(Stored items from a collection)
>> begin

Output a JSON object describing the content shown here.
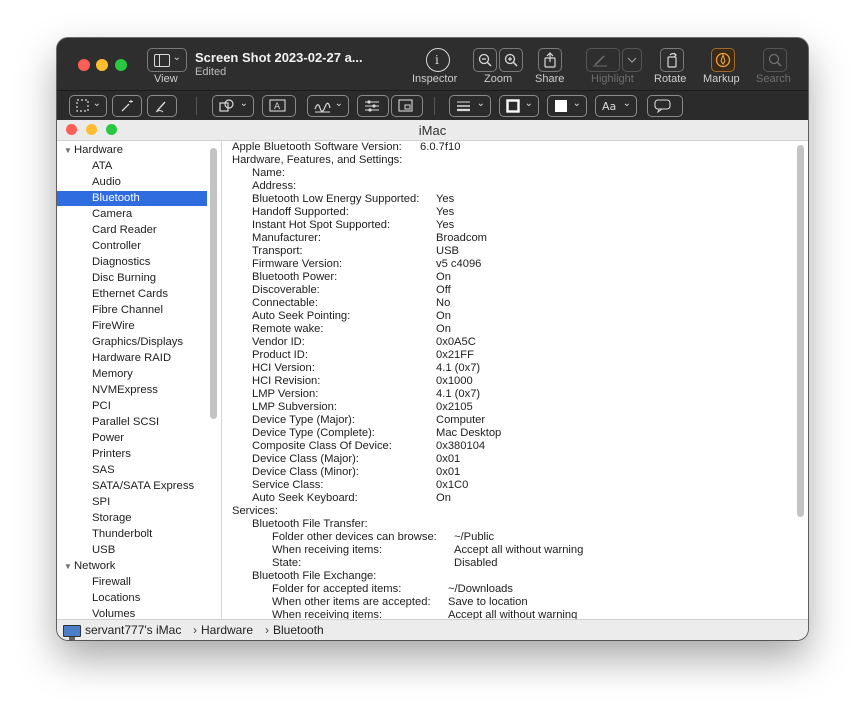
{
  "preview": {
    "title": "Screen Shot 2023-02-27 a...",
    "subtitle": "Edited",
    "labels": {
      "view": "View",
      "inspector": "Inspector",
      "zoom": "Zoom",
      "share": "Share",
      "highlight": "Highlight",
      "rotate": "Rotate",
      "markup": "Markup",
      "search": "Search"
    }
  },
  "inner_window": {
    "title": "iMac"
  },
  "sidebar": {
    "items": [
      {
        "label": "Hardware",
        "group": true
      },
      {
        "label": "ATA"
      },
      {
        "label": "Audio"
      },
      {
        "label": "Bluetooth",
        "selected": true
      },
      {
        "label": "Camera"
      },
      {
        "label": "Card Reader"
      },
      {
        "label": "Controller"
      },
      {
        "label": "Diagnostics"
      },
      {
        "label": "Disc Burning"
      },
      {
        "label": "Ethernet Cards"
      },
      {
        "label": "Fibre Channel"
      },
      {
        "label": "FireWire"
      },
      {
        "label": "Graphics/Displays"
      },
      {
        "label": "Hardware RAID"
      },
      {
        "label": "Memory"
      },
      {
        "label": "NVMExpress"
      },
      {
        "label": "PCI"
      },
      {
        "label": "Parallel SCSI"
      },
      {
        "label": "Power"
      },
      {
        "label": "Printers"
      },
      {
        "label": "SAS"
      },
      {
        "label": "SATA/SATA Express"
      },
      {
        "label": "SPI"
      },
      {
        "label": "Storage"
      },
      {
        "label": "Thunderbolt"
      },
      {
        "label": "USB"
      },
      {
        "label": "Network",
        "group": true
      },
      {
        "label": "Firewall"
      },
      {
        "label": "Locations"
      },
      {
        "label": "Volumes"
      }
    ]
  },
  "content": {
    "rows": [
      {
        "key": "Apple Bluetooth Software Version:",
        "value": "6.0.7f10",
        "indent": 0
      },
      {
        "key": "Hardware, Features, and Settings:",
        "value": "",
        "indent": 0
      },
      {
        "key": "Name:",
        "value": "",
        "indent": 1
      },
      {
        "key": "Address:",
        "value": "",
        "indent": 1
      },
      {
        "key": "Bluetooth Low Energy Supported:",
        "value": "Yes",
        "indent": 1
      },
      {
        "key": "Handoff Supported:",
        "value": "Yes",
        "indent": 1
      },
      {
        "key": "Instant Hot Spot Supported:",
        "value": "Yes",
        "indent": 1
      },
      {
        "key": "Manufacturer:",
        "value": "Broadcom",
        "indent": 1
      },
      {
        "key": "Transport:",
        "value": "USB",
        "indent": 1
      },
      {
        "key": "Firmware Version:",
        "value": "v5 c4096",
        "indent": 1
      },
      {
        "key": "Bluetooth Power:",
        "value": "On",
        "indent": 1
      },
      {
        "key": "Discoverable:",
        "value": "Off",
        "indent": 1
      },
      {
        "key": "Connectable:",
        "value": "No",
        "indent": 1
      },
      {
        "key": "Auto Seek Pointing:",
        "value": "On",
        "indent": 1
      },
      {
        "key": "Remote wake:",
        "value": "On",
        "indent": 1
      },
      {
        "key": "Vendor ID:",
        "value": "0x0A5C",
        "indent": 1
      },
      {
        "key": "Product ID:",
        "value": "0x21FF",
        "indent": 1
      },
      {
        "key": "HCI Version:",
        "value": "4.1 (0x7)",
        "indent": 1
      },
      {
        "key": "HCI Revision:",
        "value": "0x1000",
        "indent": 1
      },
      {
        "key": "LMP Version:",
        "value": "4.1 (0x7)",
        "indent": 1
      },
      {
        "key": "LMP Subversion:",
        "value": "0x2105",
        "indent": 1
      },
      {
        "key": "Device Type (Major):",
        "value": "Computer",
        "indent": 1
      },
      {
        "key": "Device Type (Complete):",
        "value": "Mac Desktop",
        "indent": 1
      },
      {
        "key": "Composite Class Of Device:",
        "value": "0x380104",
        "indent": 1
      },
      {
        "key": "Device Class (Major):",
        "value": "0x01",
        "indent": 1
      },
      {
        "key": "Device Class (Minor):",
        "value": "0x01",
        "indent": 1
      },
      {
        "key": "Service Class:",
        "value": "0x1C0",
        "indent": 1
      },
      {
        "key": "Auto Seek Keyboard:",
        "value": "On",
        "indent": 1
      },
      {
        "key": "Services:",
        "value": "",
        "indent": 0
      },
      {
        "key": "Bluetooth File Transfer:",
        "value": "",
        "indent": 1
      },
      {
        "key": "Folder other devices can browse:",
        "value": "~/Public",
        "indent": 2,
        "col": "a"
      },
      {
        "key": "When receiving items:",
        "value": "Accept all without warning",
        "indent": 2,
        "col": "a"
      },
      {
        "key": "State:",
        "value": "Disabled",
        "indent": 2,
        "col": "a"
      },
      {
        "key": "Bluetooth File Exchange:",
        "value": "",
        "indent": 1
      },
      {
        "key": "Folder for accepted items:",
        "value": "~/Downloads",
        "indent": 2,
        "col": "b"
      },
      {
        "key": "When other items are accepted:",
        "value": "Save to location",
        "indent": 2,
        "col": "b"
      },
      {
        "key": "When receiving items:",
        "value": "Accept all without warning",
        "indent": 2,
        "col": "b"
      }
    ]
  },
  "statusbar": {
    "crumbs": [
      "servant777's iMac",
      "Hardware",
      "Bluetooth"
    ],
    "separator": "›"
  },
  "colors": {
    "selection": "#2f6ce0",
    "markup_accent": "#f0a040"
  }
}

>> end

(Short task)
From the listing, extract all text exactly as given and drop any picture.

(Answer for this exercise)
Output a JSON object describing the content shown here.
{
  "preview": {
    "title": "Screen Shot 2023-02-27 a...",
    "subtitle": "Edited",
    "labels": {
      "view": "View",
      "inspector": "Inspector",
      "zoom": "Zoom",
      "share": "Share",
      "highlight": "Highlight",
      "rotate": "Rotate",
      "markup": "Markup",
      "search": "Search"
    }
  },
  "inner_window": {
    "title": "iMac"
  },
  "sidebar": {
    "items": [
      {
        "label": "Hardware",
        "group": true
      },
      {
        "label": "ATA"
      },
      {
        "label": "Audio"
      },
      {
        "label": "Bluetooth",
        "selected": true
      },
      {
        "label": "Camera"
      },
      {
        "label": "Card Reader"
      },
      {
        "label": "Controller"
      },
      {
        "label": "Diagnostics"
      },
      {
        "label": "Disc Burning"
      },
      {
        "label": "Ethernet Cards"
      },
      {
        "label": "Fibre Channel"
      },
      {
        "label": "FireWire"
      },
      {
        "label": "Graphics/Displays"
      },
      {
        "label": "Hardware RAID"
      },
      {
        "label": "Memory"
      },
      {
        "label": "NVMExpress"
      },
      {
        "label": "PCI"
      },
      {
        "label": "Parallel SCSI"
      },
      {
        "label": "Power"
      },
      {
        "label": "Printers"
      },
      {
        "label": "SAS"
      },
      {
        "label": "SATA/SATA Express"
      },
      {
        "label": "SPI"
      },
      {
        "label": "Storage"
      },
      {
        "label": "Thunderbolt"
      },
      {
        "label": "USB"
      },
      {
        "label": "Network",
        "group": true
      },
      {
        "label": "Firewall"
      },
      {
        "label": "Locations"
      },
      {
        "label": "Volumes"
      }
    ]
  },
  "content": {
    "rows": [
      {
        "key": "Apple Bluetooth Software Version:",
        "value": "6.0.7f10",
        "indent": 0
      },
      {
        "key": "Hardware, Features, and Settings:",
        "value": "",
        "indent": 0
      },
      {
        "key": "Name:",
        "value": "",
        "indent": 1
      },
      {
        "key": "Address:",
        "value": "",
        "indent": 1
      },
      {
        "key": "Bluetooth Low Energy Supported:",
        "value": "Yes",
        "indent": 1
      },
      {
        "key": "Handoff Supported:",
        "value": "Yes",
        "indent": 1
      },
      {
        "key": "Instant Hot Spot Supported:",
        "value": "Yes",
        "indent": 1
      },
      {
        "key": "Manufacturer:",
        "value": "Broadcom",
        "indent": 1
      },
      {
        "key": "Transport:",
        "value": "USB",
        "indent": 1
      },
      {
        "key": "Firmware Version:",
        "value": "v5 c4096",
        "indent": 1
      },
      {
        "key": "Bluetooth Power:",
        "value": "On",
        "indent": 1
      },
      {
        "key": "Discoverable:",
        "value": "Off",
        "indent": 1
      },
      {
        "key": "Connectable:",
        "value": "No",
        "indent": 1
      },
      {
        "key": "Auto Seek Pointing:",
        "value": "On",
        "indent": 1
      },
      {
        "key": "Remote wake:",
        "value": "On",
        "indent": 1
      },
      {
        "key": "Vendor ID:",
        "value": "0x0A5C",
        "indent": 1
      },
      {
        "key": "Product ID:",
        "value": "0x21FF",
        "indent": 1
      },
      {
        "key": "HCI Version:",
        "value": "4.1 (0x7)",
        "indent": 1
      },
      {
        "key": "HCI Revision:",
        "value": "0x1000",
        "indent": 1
      },
      {
        "key": "LMP Version:",
        "value": "4.1 (0x7)",
        "indent": 1
      },
      {
        "key": "LMP Subversion:",
        "value": "0x2105",
        "indent": 1
      },
      {
        "key": "Device Type (Major):",
        "value": "Computer",
        "indent": 1
      },
      {
        "key": "Device Type (Complete):",
        "value": "Mac Desktop",
        "indent": 1
      },
      {
        "key": "Composite Class Of Device:",
        "value": "0x380104",
        "indent": 1
      },
      {
        "key": "Device Class (Major):",
        "value": "0x01",
        "indent": 1
      },
      {
        "key": "Device Class (Minor):",
        "value": "0x01",
        "indent": 1
      },
      {
        "key": "Service Class:",
        "value": "0x1C0",
        "indent": 1
      },
      {
        "key": "Auto Seek Keyboard:",
        "value": "On",
        "indent": 1
      },
      {
        "key": "Services:",
        "value": "",
        "indent": 0
      },
      {
        "key": "Bluetooth File Transfer:",
        "value": "",
        "indent": 1
      },
      {
        "key": "Folder other devices can browse:",
        "value": "~/Public",
        "indent": 2,
        "col": "a"
      },
      {
        "key": "When receiving items:",
        "value": "Accept all without warning",
        "indent": 2,
        "col": "a"
      },
      {
        "key": "State:",
        "value": "Disabled",
        "indent": 2,
        "col": "a"
      },
      {
        "key": "Bluetooth File Exchange:",
        "value": "",
        "indent": 1
      },
      {
        "key": "Folder for accepted items:",
        "value": "~/Downloads",
        "indent": 2,
        "col": "b"
      },
      {
        "key": "When other items are accepted:",
        "value": "Save to location",
        "indent": 2,
        "col": "b"
      },
      {
        "key": "When receiving items:",
        "value": "Accept all without warning",
        "indent": 2,
        "col": "b"
      }
    ]
  },
  "statusbar": {
    "crumbs": [
      "servant777's iMac",
      "Hardware",
      "Bluetooth"
    ],
    "separator": "›"
  },
  "colors": {
    "selection": "#2f6ce0",
    "markup_accent": "#f0a040"
  }
}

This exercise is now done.